Zu den im Herbst 2022 veröffentlichten Ergebnissen des IQB-Bildungstrends 2021 der Grundschule - Inhaltliche Debatte zum Rechtschreiberwerb statt Ablenkungsmanöver und Denkverbote

BLICK 357

Foto: Cornelia Schwartz

Anstöße zur Debatte: Offizielle Studie und Pressemitteilung des Philologenverbandes

 

Pressemitteilungen sollen im Idealfall Veränderungen anstoßen, zumindest aber regen sie Debatten an. Dies ist dem Philologenverband Rheinland-Pfalz mit seiner Pressemitteilung vom 01.07.2022 zu den Ergebnissen des IQB-Bildungstrends 2021, einer Studie zum Leistungsstand in der vierten Klasse, zweifelsohne gelungen: Unsere Forderung nach einem Schlussstrich unter erwiesenermaßen unbrauchbare Methoden und nach einem Ende der von den Ideologen der Hochschulen verordneten „Didaktik der Verwahrlosung“, in der Fehler nicht mehr als Lernchance begriffen und positiv aufgegriffen werden dürfen, fand bundesweit Gehör.

Gezeigte Einträge:
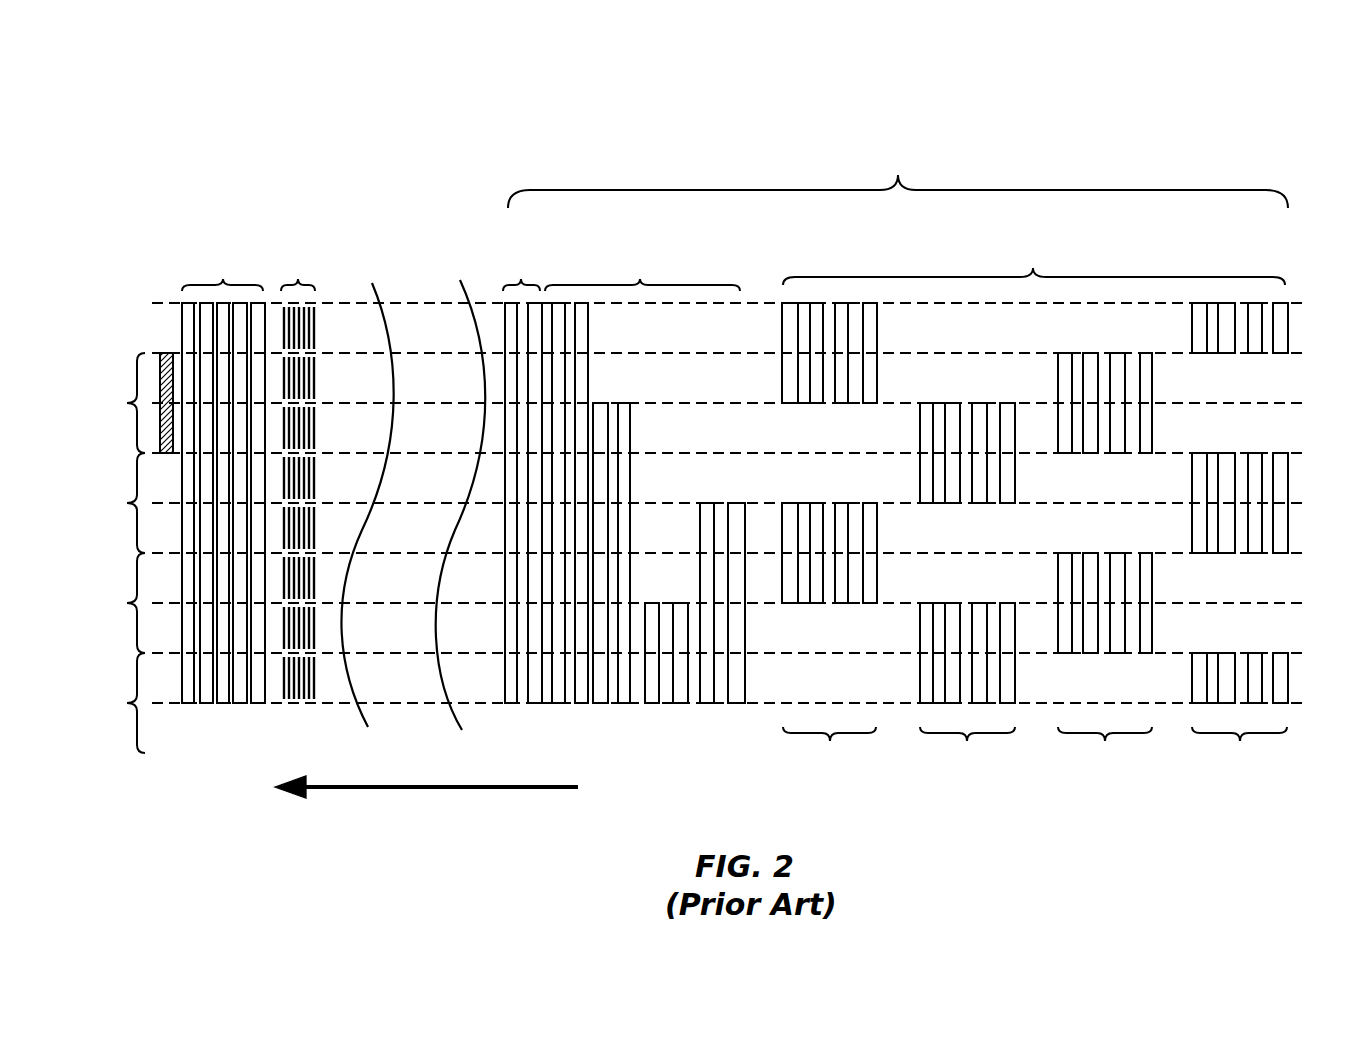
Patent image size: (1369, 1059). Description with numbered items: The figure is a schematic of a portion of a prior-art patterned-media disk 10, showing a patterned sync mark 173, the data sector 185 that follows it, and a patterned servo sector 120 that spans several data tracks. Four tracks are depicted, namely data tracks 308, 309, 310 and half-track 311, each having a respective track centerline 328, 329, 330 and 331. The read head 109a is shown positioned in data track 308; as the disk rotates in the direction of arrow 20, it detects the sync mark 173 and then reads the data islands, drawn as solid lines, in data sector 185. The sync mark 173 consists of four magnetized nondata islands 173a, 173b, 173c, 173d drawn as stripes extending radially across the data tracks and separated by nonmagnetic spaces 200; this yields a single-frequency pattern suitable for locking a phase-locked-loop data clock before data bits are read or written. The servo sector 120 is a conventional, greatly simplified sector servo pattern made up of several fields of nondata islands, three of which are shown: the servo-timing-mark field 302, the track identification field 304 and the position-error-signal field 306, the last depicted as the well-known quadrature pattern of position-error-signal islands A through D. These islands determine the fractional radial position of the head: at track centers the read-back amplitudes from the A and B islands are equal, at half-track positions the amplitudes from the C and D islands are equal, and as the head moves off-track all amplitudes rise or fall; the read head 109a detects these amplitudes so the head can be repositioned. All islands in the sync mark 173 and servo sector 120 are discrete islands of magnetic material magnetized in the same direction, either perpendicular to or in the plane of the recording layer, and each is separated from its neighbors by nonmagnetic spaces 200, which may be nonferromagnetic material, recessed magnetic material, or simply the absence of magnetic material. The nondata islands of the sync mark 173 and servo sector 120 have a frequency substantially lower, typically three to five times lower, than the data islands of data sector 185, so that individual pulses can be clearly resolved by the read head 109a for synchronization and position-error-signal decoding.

The patterned-media disk 10 is at (378, 264).
The arrow 20 is at (388, 797).
The read head 109a is at (170, 353).
The servo sector 120 is at (898, 170).
The sync mark 173 is at (223, 478).
The sync mark island 173a is at (188, 705).
The sync mark island 173b is at (210, 705).
The sync mark island 173c is at (235, 705).
The sync mark island 173d is at (257, 705).
The data sector 185 is at (304, 476).
The nonmagnetic spaces 200 is at (198, 680).
The servo-timing-mark (STM) field 302 is at (503, 285).
The track identification (TID) field 304 is at (718, 283).
The position-error-signal (PES) field 306 is at (866, 283).
The data track 308 is at (691, 378).
The data track 309 is at (691, 503).
The data track 310 is at (691, 603).
The half-track 311 is at (110, 703).
The track centerline 328 is at (1297, 400).
The track centerline 329 is at (1297, 500).
The track centerline 330 is at (1297, 600).
The track centerline 331 is at (1297, 700).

Ziel der Übung: Schreiben Sie aus dem Textauszug wörtlich ab, was bei den Worten „Pressemitteilungen sollen im“ anfängt und nach den Worten „fand bundesweit Gehör.“ aufhört. Stützen Sie sich ausschließlich auf den Textauszug.

Schriftliche Antwort:
Pressemitteilungen sollen im Idealfall Veränderungen anstoßen, zumindest aber regen sie Debatten an. Dies ist dem Philologenverband Rheinland-Pfalz mit seiner Pressemitteilung vom 01.07.2022 zu den Ergebnissen des IQB-Bildungstrends 2021, einer Studie zum Leistungsstand in der vierten Klasse, zweifelsohne gelungen: Unsere Forderung nach einem Schlussstrich unter erwiesenermaßen unbrauchbare Methoden und nach einem Ende der von den Ideologen der Hochschulen verordneten „Didaktik der Verwahrlosung“, in der Fehler nicht mehr als Lernchance begriffen und positiv aufgegriffen werden dürfen, fand bundesweit Gehör.